(Records from a collection of figures)
-- -- --

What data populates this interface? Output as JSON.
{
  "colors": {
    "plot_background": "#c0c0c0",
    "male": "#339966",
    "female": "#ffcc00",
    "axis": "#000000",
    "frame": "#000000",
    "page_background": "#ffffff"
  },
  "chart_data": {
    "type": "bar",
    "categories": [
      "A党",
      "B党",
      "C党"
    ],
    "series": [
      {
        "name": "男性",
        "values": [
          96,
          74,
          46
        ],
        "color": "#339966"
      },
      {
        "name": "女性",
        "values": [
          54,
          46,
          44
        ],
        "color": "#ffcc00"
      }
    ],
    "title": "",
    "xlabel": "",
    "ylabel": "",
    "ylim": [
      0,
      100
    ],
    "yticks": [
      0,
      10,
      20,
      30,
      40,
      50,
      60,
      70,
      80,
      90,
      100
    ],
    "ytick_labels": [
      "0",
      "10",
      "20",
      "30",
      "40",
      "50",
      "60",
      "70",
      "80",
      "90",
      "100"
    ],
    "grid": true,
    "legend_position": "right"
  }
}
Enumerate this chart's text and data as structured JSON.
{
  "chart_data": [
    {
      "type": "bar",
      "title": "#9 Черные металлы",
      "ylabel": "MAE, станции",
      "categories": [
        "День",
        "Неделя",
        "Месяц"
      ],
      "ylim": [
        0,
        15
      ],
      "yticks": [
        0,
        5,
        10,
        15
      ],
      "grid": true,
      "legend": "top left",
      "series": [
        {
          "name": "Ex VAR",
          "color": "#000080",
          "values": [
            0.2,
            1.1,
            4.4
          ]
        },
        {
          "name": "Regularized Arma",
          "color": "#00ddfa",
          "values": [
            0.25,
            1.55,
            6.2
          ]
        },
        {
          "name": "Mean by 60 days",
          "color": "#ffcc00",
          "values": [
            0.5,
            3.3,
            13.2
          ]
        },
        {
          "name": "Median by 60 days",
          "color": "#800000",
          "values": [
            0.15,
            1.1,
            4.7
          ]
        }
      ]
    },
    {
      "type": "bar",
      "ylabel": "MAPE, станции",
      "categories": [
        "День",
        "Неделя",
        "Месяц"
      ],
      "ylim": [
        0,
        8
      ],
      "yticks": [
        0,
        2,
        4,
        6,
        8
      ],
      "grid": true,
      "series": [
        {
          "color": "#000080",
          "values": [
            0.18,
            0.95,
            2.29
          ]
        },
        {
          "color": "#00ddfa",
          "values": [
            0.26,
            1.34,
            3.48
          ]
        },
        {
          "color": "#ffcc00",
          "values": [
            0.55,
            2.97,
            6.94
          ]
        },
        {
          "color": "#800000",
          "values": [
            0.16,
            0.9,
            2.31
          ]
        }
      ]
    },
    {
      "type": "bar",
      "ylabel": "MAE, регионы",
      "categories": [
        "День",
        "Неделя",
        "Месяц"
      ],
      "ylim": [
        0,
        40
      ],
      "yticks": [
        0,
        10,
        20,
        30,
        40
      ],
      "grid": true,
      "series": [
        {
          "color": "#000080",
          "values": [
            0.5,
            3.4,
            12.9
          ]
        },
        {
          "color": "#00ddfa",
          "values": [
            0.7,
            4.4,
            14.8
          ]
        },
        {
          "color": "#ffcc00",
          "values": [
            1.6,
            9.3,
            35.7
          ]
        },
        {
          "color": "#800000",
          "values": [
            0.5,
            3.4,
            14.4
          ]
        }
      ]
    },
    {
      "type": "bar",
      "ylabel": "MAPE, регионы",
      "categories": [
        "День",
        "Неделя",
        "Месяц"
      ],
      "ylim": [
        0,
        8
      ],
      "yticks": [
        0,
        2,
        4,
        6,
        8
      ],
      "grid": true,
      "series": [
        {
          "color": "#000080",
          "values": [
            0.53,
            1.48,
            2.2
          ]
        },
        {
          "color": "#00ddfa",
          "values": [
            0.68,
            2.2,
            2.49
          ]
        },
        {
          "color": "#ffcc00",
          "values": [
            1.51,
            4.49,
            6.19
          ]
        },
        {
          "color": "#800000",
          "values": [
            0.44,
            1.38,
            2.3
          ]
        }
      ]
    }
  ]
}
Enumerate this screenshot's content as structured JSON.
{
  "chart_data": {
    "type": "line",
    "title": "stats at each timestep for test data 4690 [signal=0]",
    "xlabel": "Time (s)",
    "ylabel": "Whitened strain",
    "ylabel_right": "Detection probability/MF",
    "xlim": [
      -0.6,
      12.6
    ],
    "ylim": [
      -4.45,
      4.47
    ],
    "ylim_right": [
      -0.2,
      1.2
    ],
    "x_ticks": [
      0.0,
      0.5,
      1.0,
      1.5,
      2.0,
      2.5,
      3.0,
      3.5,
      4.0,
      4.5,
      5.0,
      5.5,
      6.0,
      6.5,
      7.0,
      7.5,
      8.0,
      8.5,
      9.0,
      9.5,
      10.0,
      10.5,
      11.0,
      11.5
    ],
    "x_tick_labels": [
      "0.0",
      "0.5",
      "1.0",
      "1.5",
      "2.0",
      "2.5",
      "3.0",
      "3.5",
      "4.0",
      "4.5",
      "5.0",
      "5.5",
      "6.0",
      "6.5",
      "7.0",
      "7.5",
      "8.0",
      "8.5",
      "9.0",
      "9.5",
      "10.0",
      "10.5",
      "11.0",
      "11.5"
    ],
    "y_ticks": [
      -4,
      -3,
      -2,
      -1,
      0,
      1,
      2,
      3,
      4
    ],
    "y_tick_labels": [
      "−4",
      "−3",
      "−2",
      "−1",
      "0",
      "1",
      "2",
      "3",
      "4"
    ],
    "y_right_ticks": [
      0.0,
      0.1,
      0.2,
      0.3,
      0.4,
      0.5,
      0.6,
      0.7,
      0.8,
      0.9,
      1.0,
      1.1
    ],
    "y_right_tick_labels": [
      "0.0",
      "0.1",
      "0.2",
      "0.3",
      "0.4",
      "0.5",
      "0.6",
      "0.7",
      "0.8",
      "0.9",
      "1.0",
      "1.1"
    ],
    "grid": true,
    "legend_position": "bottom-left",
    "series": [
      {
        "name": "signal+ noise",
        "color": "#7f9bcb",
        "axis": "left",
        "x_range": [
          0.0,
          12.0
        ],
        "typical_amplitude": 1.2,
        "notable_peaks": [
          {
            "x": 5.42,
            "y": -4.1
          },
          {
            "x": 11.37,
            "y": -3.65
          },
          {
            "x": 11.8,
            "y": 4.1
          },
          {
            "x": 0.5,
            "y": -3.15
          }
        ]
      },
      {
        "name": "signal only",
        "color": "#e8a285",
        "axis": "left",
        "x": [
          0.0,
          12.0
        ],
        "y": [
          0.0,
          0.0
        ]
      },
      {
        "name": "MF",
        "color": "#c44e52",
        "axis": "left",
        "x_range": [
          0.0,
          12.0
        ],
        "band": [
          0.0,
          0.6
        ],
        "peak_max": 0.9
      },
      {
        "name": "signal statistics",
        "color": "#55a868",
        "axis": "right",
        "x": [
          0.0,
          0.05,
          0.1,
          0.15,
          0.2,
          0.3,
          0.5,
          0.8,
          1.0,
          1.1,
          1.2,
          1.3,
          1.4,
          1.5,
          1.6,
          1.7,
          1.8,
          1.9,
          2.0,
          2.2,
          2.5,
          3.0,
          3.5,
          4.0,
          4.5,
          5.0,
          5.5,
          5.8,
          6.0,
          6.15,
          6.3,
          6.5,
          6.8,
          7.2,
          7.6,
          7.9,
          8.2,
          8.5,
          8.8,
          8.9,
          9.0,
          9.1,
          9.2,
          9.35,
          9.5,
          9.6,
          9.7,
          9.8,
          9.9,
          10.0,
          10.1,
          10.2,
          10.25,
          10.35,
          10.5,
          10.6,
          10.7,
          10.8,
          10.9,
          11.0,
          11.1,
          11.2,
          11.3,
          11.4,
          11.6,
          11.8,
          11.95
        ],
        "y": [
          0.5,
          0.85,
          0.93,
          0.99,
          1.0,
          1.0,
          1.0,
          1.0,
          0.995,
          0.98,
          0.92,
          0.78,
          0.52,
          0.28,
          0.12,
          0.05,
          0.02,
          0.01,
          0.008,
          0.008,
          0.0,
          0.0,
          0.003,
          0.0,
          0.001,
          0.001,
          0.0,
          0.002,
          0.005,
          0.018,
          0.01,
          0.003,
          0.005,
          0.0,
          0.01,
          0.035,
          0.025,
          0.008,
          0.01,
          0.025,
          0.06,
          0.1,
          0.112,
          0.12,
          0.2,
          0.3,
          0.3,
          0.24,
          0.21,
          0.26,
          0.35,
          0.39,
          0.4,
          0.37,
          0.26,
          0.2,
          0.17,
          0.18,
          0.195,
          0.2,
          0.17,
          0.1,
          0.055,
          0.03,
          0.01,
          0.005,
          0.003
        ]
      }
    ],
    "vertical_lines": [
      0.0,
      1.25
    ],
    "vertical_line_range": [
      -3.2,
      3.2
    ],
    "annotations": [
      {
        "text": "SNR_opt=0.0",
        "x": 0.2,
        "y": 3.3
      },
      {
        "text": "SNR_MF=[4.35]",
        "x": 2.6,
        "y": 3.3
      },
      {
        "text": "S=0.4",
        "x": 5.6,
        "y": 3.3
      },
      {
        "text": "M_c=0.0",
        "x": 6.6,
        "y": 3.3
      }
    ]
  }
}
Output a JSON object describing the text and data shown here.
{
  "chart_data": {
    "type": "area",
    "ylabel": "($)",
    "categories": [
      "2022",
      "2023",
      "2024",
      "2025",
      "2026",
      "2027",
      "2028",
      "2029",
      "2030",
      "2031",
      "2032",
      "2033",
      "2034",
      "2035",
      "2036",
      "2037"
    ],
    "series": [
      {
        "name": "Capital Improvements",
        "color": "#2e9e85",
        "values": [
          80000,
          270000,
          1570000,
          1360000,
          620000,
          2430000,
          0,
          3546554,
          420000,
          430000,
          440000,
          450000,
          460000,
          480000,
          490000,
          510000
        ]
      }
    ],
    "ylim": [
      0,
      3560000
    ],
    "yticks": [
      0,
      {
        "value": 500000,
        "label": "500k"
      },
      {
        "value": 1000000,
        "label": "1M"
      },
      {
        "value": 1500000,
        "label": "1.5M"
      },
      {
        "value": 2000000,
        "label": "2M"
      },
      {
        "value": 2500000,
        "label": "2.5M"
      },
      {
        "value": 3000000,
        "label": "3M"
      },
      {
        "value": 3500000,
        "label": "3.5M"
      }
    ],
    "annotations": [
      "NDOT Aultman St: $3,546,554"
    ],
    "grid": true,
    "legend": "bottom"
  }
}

-- -- --

Exercise details: Give nothing but the number of lines containing the string "MAPE".

Final result: 2